**SUPPLIED MATERIAL**
"""

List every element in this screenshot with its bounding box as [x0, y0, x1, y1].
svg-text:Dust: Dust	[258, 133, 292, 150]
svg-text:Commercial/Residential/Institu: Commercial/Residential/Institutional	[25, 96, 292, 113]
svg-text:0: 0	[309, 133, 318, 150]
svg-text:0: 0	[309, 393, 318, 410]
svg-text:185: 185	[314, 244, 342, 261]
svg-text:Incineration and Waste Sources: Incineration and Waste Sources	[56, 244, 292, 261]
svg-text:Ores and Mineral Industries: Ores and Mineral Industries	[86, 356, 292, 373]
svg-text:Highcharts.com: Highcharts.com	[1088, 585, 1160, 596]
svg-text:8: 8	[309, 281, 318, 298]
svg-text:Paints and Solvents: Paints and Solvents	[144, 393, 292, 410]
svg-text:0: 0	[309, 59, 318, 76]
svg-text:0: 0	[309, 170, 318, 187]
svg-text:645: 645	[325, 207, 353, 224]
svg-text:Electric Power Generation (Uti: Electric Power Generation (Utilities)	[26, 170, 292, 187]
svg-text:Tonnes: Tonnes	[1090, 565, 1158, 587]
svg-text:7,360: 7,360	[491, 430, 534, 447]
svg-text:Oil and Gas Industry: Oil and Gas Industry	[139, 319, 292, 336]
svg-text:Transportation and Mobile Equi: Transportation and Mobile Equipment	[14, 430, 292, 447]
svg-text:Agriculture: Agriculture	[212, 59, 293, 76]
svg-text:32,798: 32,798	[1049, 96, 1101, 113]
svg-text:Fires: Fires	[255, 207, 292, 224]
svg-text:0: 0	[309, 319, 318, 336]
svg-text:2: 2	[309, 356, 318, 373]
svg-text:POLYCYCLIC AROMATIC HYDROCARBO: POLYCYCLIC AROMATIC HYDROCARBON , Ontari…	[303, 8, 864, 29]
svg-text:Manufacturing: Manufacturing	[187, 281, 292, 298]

"""
"""

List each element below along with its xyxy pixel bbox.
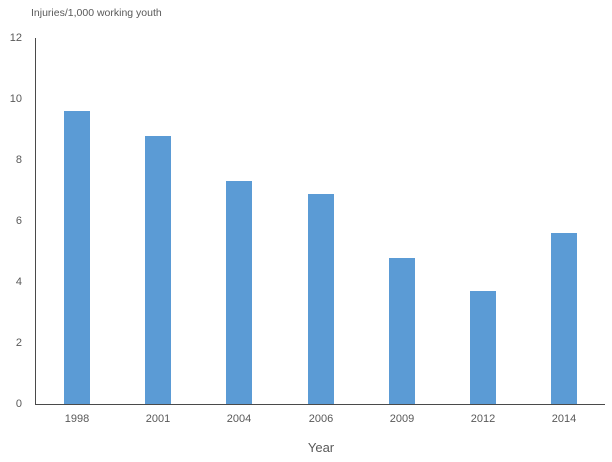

"""

Please reproduce the lines starting with the one containing "List every element" and going on through the one containing "430, 534, 447]", substituting "Metric tons" for "Tonnes" and leaving everything else unchanged.

List every element in this screenshot with its bounding box as [x0, y0, x1, y1].
svg-text:Dust: Dust	[258, 133, 292, 150]
svg-text:Commercial/Residential/Institu: Commercial/Residential/Institutional	[25, 96, 292, 113]
svg-text:0: 0	[309, 133, 318, 150]
svg-text:0: 0	[309, 393, 318, 410]
svg-text:185: 185	[314, 244, 342, 261]
svg-text:Incineration and Waste Sources: Incineration and Waste Sources	[56, 244, 292, 261]
svg-text:Ores and Mineral Industries: Ores and Mineral Industries	[86, 356, 292, 373]
svg-text:Highcharts.com: Highcharts.com	[1088, 585, 1160, 596]
svg-text:8: 8	[309, 281, 318, 298]
svg-text:Paints and Solvents: Paints and Solvents	[144, 393, 292, 410]
svg-text:0: 0	[309, 59, 318, 76]
svg-text:0: 0	[309, 170, 318, 187]
svg-text:645: 645	[325, 207, 353, 224]
svg-text:Electric Power Generation (Uti: Electric Power Generation (Utilities)	[26, 170, 292, 187]
svg-text:Metric tons: Metric tons	[1090, 565, 1158, 587]
svg-text:7,360: 7,360	[491, 430, 534, 447]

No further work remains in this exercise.